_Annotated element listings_
++++++++++++++++++++

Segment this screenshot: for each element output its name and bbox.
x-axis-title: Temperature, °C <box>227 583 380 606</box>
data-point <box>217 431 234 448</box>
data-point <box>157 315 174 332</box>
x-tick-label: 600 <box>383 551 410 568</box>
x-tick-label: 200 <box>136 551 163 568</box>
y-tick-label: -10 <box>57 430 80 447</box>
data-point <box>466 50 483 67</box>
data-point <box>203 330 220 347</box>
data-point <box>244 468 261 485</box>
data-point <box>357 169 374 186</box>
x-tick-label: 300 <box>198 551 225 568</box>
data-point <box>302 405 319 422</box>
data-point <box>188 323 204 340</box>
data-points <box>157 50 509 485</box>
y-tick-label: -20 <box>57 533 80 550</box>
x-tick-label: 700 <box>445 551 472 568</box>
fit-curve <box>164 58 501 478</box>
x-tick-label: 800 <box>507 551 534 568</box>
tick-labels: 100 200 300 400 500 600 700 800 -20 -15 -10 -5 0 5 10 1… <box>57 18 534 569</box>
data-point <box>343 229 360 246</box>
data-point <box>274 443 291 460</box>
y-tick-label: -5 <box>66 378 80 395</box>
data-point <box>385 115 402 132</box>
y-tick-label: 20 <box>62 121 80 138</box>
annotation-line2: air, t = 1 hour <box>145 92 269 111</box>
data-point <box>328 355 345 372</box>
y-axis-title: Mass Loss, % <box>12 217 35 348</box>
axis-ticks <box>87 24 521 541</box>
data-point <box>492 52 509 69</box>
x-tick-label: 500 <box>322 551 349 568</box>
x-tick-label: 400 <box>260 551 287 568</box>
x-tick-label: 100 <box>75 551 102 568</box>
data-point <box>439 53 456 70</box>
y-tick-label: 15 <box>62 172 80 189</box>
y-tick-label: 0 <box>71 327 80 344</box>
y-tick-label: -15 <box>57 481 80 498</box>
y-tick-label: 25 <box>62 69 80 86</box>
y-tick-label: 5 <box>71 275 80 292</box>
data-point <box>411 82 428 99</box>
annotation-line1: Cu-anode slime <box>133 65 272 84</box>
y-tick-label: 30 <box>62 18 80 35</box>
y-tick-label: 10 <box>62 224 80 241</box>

++++++++++++++++++++

_Problem details_
Retype every line of the material above without changing anything.

_Response for this exercise_
Segment this screenshot: for each element output its name and bbox.
x-axis-title: Temperature, °C <box>227 583 380 606</box>
data-point <box>217 431 234 448</box>
data-point <box>157 315 174 332</box>
x-tick-label: 600 <box>383 551 410 568</box>
x-tick-label: 200 <box>136 551 163 568</box>
y-tick-label: -10 <box>57 430 80 447</box>
data-point <box>466 50 483 67</box>
data-point <box>203 330 220 347</box>
data-point <box>244 468 261 485</box>
data-point <box>357 169 374 186</box>
x-tick-label: 300 <box>198 551 225 568</box>
data-point <box>302 405 319 422</box>
data-point <box>188 323 204 340</box>
data-points <box>157 50 509 485</box>
y-tick-label: -20 <box>57 533 80 550</box>
x-tick-label: 700 <box>445 551 472 568</box>
fit-curve <box>164 58 501 478</box>
x-tick-label: 800 <box>507 551 534 568</box>
tick-labels: 100 200 300 400 500 600 700 800 -20 -15 -10 -5 0 5 10 1… <box>57 18 534 569</box>
data-point <box>343 229 360 246</box>
data-point <box>274 443 291 460</box>
y-tick-label: -5 <box>66 378 80 395</box>
data-point <box>385 115 402 132</box>
y-tick-label: 20 <box>62 121 80 138</box>
annotation-line2: air, t = 1 hour <box>145 92 269 111</box>
data-point <box>328 355 345 372</box>
y-axis-title: Mass Loss, % <box>12 217 35 348</box>
axis-ticks <box>87 24 521 541</box>
data-point <box>492 52 509 69</box>
x-tick-label: 500 <box>322 551 349 568</box>
x-tick-label: 400 <box>260 551 287 568</box>
x-tick-label: 100 <box>75 551 102 568</box>
data-point <box>439 53 456 70</box>
y-tick-label: 15 <box>62 172 80 189</box>
y-tick-label: 0 <box>71 327 80 344</box>
y-tick-label: -15 <box>57 481 80 498</box>
y-tick-label: 25 <box>62 69 80 86</box>
y-tick-label: 5 <box>71 275 80 292</box>
data-point <box>411 82 428 99</box>
annotation-line1: Cu-anode slime <box>133 65 272 84</box>
y-tick-label: 30 <box>62 18 80 35</box>
y-tick-label: 10 <box>62 224 80 241</box>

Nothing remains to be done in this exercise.